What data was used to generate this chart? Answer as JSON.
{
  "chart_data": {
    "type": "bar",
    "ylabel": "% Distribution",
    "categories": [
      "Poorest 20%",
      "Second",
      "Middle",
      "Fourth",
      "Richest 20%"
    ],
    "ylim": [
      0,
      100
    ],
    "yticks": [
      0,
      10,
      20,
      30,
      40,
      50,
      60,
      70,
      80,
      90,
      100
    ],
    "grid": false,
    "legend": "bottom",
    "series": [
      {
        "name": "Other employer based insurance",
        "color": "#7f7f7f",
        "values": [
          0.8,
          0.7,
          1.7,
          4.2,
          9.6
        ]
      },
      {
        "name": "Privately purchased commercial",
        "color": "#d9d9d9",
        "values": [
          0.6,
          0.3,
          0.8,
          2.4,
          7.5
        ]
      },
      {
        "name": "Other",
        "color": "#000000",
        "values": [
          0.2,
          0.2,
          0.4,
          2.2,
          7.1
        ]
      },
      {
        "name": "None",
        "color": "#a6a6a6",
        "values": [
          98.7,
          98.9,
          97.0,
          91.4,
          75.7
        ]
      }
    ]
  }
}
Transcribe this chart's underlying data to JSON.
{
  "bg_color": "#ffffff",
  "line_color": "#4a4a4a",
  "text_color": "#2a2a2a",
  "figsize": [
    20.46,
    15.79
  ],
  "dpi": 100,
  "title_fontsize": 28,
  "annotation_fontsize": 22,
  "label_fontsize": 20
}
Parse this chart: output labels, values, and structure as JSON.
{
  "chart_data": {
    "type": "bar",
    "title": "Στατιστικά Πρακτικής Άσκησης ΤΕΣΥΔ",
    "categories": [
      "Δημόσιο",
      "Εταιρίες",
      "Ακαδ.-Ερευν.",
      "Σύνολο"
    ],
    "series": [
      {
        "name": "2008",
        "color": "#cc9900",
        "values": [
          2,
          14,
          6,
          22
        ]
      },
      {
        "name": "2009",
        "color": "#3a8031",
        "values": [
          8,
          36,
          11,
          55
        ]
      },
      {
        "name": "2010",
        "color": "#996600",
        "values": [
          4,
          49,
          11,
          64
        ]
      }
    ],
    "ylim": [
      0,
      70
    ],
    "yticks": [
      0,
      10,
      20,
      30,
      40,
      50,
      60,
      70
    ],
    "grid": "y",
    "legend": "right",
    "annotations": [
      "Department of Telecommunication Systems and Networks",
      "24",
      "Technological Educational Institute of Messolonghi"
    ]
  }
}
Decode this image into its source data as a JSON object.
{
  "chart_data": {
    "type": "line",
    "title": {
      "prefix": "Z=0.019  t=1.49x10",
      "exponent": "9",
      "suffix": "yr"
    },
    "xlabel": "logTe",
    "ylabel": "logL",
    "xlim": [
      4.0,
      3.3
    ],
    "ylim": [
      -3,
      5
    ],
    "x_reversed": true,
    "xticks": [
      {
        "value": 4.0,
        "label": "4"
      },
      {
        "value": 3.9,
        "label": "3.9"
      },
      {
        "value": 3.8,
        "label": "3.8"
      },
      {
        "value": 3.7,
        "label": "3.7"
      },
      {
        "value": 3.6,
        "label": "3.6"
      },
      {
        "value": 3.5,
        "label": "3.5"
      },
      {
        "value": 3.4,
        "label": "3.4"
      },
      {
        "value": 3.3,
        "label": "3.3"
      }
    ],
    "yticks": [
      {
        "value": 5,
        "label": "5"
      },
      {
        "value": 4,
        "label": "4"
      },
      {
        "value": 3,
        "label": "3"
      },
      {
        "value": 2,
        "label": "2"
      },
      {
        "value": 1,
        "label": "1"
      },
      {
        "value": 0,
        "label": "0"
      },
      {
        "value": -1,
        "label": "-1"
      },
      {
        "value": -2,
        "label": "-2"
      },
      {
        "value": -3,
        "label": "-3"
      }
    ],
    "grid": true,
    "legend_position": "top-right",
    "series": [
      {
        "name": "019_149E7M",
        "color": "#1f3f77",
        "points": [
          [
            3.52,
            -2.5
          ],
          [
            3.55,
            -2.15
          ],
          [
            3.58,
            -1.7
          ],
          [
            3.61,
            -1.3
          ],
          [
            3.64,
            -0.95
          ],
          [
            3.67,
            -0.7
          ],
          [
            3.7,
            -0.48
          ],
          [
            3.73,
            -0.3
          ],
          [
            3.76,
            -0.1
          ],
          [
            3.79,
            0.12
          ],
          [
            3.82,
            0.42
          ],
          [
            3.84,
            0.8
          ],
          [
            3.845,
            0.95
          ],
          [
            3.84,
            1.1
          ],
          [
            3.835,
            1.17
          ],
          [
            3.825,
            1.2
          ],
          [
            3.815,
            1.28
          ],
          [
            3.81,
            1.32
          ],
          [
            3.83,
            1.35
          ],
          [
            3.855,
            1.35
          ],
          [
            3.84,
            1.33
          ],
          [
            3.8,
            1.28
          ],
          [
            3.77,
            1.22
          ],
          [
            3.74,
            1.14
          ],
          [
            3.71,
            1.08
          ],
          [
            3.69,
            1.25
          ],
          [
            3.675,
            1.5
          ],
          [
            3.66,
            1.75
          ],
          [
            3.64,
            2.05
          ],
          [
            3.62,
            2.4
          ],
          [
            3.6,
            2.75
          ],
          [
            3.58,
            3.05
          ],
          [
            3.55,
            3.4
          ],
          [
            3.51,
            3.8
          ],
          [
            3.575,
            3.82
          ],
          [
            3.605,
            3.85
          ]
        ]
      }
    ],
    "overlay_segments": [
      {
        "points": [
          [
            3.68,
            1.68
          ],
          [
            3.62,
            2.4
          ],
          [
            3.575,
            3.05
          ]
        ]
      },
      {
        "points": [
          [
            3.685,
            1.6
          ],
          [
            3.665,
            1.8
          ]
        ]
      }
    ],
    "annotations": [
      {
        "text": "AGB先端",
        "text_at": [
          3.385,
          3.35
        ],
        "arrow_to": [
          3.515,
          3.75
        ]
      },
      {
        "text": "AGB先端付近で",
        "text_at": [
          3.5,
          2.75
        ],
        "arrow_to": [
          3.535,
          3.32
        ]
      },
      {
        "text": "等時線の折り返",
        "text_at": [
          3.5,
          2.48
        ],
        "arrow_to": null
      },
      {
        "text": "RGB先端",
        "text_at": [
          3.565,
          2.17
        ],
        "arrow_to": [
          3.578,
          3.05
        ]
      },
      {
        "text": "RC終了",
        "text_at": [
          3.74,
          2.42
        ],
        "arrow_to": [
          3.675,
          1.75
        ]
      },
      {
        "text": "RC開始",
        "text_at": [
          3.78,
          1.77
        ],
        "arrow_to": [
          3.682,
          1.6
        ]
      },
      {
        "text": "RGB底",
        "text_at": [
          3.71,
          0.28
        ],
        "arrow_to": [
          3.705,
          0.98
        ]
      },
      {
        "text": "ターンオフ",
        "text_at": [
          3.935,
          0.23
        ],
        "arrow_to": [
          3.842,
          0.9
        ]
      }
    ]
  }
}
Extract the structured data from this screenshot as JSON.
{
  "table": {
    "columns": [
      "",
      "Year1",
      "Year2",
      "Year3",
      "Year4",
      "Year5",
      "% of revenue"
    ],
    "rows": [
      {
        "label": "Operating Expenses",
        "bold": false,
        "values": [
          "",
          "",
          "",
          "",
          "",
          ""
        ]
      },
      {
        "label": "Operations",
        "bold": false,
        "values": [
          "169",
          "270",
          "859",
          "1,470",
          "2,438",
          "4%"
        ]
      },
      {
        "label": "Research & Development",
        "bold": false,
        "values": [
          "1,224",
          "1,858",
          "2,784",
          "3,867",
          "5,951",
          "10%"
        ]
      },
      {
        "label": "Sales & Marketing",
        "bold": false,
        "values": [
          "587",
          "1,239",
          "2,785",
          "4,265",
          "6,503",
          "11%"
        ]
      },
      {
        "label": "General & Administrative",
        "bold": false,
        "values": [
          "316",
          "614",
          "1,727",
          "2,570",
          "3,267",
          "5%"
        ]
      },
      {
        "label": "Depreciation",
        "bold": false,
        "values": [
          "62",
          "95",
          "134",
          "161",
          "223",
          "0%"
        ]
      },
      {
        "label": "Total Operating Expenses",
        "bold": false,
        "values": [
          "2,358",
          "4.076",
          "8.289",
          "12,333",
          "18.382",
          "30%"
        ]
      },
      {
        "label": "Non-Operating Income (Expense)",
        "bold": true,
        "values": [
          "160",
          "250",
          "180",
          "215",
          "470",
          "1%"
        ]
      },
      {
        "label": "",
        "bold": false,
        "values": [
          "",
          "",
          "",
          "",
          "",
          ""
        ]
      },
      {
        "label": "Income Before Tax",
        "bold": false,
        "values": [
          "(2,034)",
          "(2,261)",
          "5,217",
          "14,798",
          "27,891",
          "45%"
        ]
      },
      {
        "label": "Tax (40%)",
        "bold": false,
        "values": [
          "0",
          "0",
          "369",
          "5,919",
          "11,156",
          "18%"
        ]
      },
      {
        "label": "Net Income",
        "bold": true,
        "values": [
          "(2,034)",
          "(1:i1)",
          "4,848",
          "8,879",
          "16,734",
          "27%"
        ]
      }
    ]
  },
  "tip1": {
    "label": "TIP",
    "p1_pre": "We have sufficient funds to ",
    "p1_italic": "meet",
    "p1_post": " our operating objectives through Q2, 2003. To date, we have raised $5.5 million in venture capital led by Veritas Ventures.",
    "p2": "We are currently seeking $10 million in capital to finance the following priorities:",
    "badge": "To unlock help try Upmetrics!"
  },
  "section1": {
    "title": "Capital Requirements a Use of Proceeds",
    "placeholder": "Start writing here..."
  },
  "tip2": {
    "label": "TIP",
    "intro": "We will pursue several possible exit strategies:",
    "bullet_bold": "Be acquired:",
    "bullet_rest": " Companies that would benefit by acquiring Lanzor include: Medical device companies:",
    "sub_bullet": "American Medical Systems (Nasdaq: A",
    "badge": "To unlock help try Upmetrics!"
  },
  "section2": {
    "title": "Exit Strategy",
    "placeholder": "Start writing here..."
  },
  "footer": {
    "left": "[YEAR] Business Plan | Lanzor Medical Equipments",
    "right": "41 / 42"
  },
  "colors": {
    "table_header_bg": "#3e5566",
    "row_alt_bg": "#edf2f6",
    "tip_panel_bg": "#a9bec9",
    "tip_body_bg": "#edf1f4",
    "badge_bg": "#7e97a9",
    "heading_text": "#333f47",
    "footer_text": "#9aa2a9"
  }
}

## Instructions to follow
Give the number of lines in the entries above that include the string "this". No other output is expected.

## Worked answer
5